**GOAL**
In the records below, work out how many lines hold the word "content". Report the number alone.

**GIVEN RECORDS**
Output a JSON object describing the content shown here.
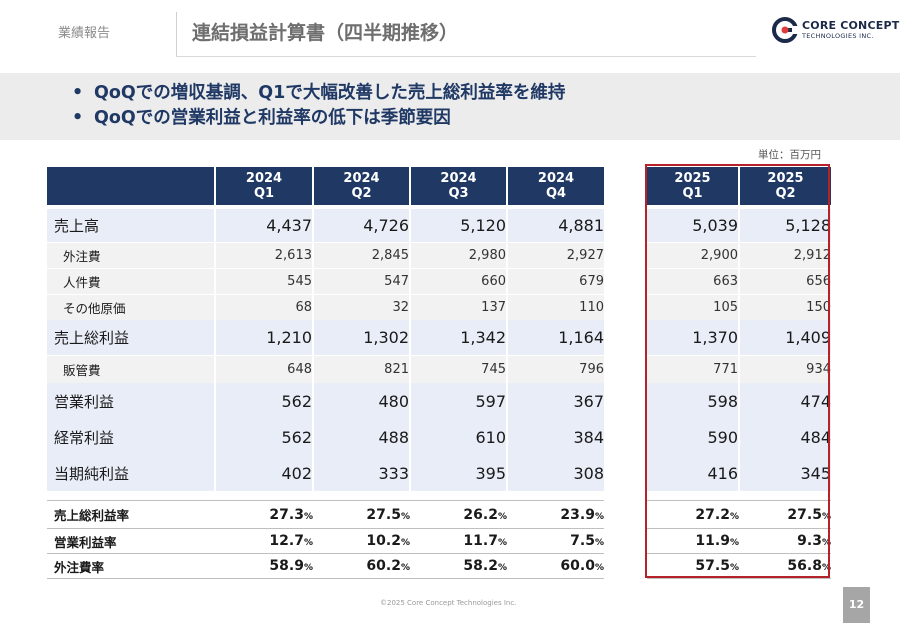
{
  "header": {
    "section_label": "業績報告",
    "title": "連結損益計算書（四半期推移）",
    "logo_line1": "CORE CONCEPT",
    "logo_line2": "TECHNOLOGIES INC."
  },
  "summary": [
    "QoQでの増収基調、Q1で大幅改善した売上総利益率を維持",
    "QoQでの営業利益と利益率の低下は季節要因"
  ],
  "unit_note": "単位：百万円",
  "columns": [
    {
      "year": "2024",
      "quarter": "Q1"
    },
    {
      "year": "2024",
      "quarter": "Q2"
    },
    {
      "year": "2024",
      "quarter": "Q3"
    },
    {
      "year": "2024",
      "quarter": "Q4"
    },
    {
      "year": "2025",
      "quarter": "Q1"
    },
    {
      "year": "2025",
      "quarter": "Q2"
    }
  ],
  "rows": [
    {
      "label": "売上高",
      "kind": "major",
      "values": [
        "4,437",
        "4,726",
        "5,120",
        "4,881",
        "5,039",
        "5,128"
      ]
    },
    {
      "label": "外注費",
      "kind": "minor",
      "values": [
        "2,613",
        "2,845",
        "2,980",
        "2,927",
        "2,900",
        "2,912"
      ]
    },
    {
      "label": "人件費",
      "kind": "minor",
      "values": [
        "545",
        "547",
        "660",
        "679",
        "663",
        "656"
      ]
    },
    {
      "label": "その他原価",
      "kind": "minor",
      "values": [
        "68",
        "32",
        "137",
        "110",
        "105",
        "150"
      ]
    },
    {
      "label": "売上総利益",
      "kind": "major",
      "values": [
        "1,210",
        "1,302",
        "1,342",
        "1,164",
        "1,370",
        "1,409"
      ]
    },
    {
      "label": "販管費",
      "kind": "minor",
      "values": [
        "648",
        "821",
        "745",
        "796",
        "771",
        "934"
      ]
    },
    {
      "label": "営業利益",
      "kind": "major",
      "values": [
        "562",
        "480",
        "597",
        "367",
        "598",
        "474"
      ]
    },
    {
      "label": "経常利益",
      "kind": "major",
      "values": [
        "562",
        "488",
        "610",
        "384",
        "590",
        "484"
      ]
    },
    {
      "label": "当期純利益",
      "kind": "major",
      "values": [
        "402",
        "333",
        "395",
        "308",
        "416",
        "345"
      ]
    }
  ],
  "ratio_rows": [
    {
      "label": "売上総利益率",
      "values": [
        "27.3",
        "27.5",
        "26.2",
        "23.9",
        "27.2",
        "27.5"
      ]
    },
    {
      "label": "営業利益率",
      "values": [
        "12.7",
        "10.2",
        "11.7",
        "7.5",
        "11.9",
        "9.3"
      ]
    },
    {
      "label": "外注費率",
      "values": [
        "58.9",
        "60.2",
        "58.2",
        "60.0",
        "57.5",
        "56.8"
      ]
    }
  ],
  "percent_symbol": "%",
  "highlight_color": "#b5222a",
  "header_color": "#1f3864",
  "footer": {
    "copyright": "©2025 Core Concept Technologies Inc.",
    "page_number": "12"
  }
}
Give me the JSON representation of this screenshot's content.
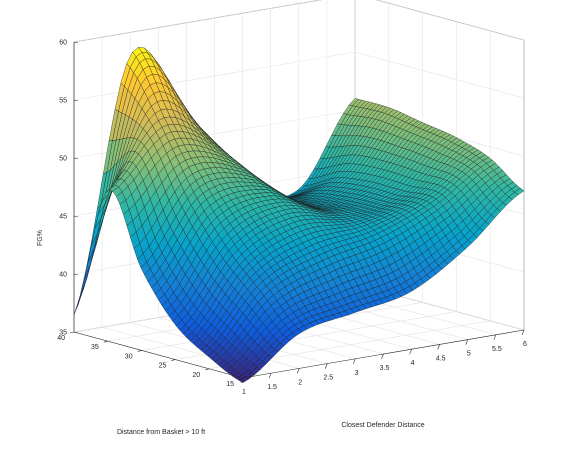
{
  "chart_data": {
    "type": "surface",
    "title": "",
    "xlabel": "Closest Defender Distance",
    "ylabel": "Distance from Basket > 10 ft",
    "zlabel": "FG%",
    "xlim": [
      1,
      6
    ],
    "ylim": [
      15,
      40
    ],
    "zlim": [
      35,
      60
    ],
    "x_ticks": [
      "1",
      "1.5",
      "2",
      "2.5",
      "3",
      "3.5",
      "4",
      "4.5",
      "5",
      "5.5",
      "6"
    ],
    "y_ticks": [
      "15",
      "20",
      "25",
      "30",
      "35",
      "40"
    ],
    "z_ticks": [
      "35",
      "40",
      "45",
      "50",
      "55",
      "60"
    ],
    "grid": true,
    "colormap": "parula",
    "x": [
      1,
      2,
      3,
      4,
      5,
      6
    ],
    "y": [
      15,
      20,
      25,
      30,
      35,
      40
    ],
    "z": [
      [
        34.6,
        38.0,
        39.0,
        40.0,
        43.0,
        47.0
      ],
      [
        36.0,
        41.0,
        43.0,
        44.0,
        46.0,
        49.0
      ],
      [
        38.0,
        44.0,
        46.0,
        45.0,
        46.0,
        50.0
      ],
      [
        42.0,
        48.0,
        48.0,
        45.0,
        46.0,
        50.5
      ],
      [
        48.0,
        53.0,
        50.0,
        45.0,
        45.5,
        51.0
      ],
      [
        36.5,
        58.0,
        52.0,
        45.0,
        44.0,
        51.0
      ]
    ]
  }
}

**ANSWER**
2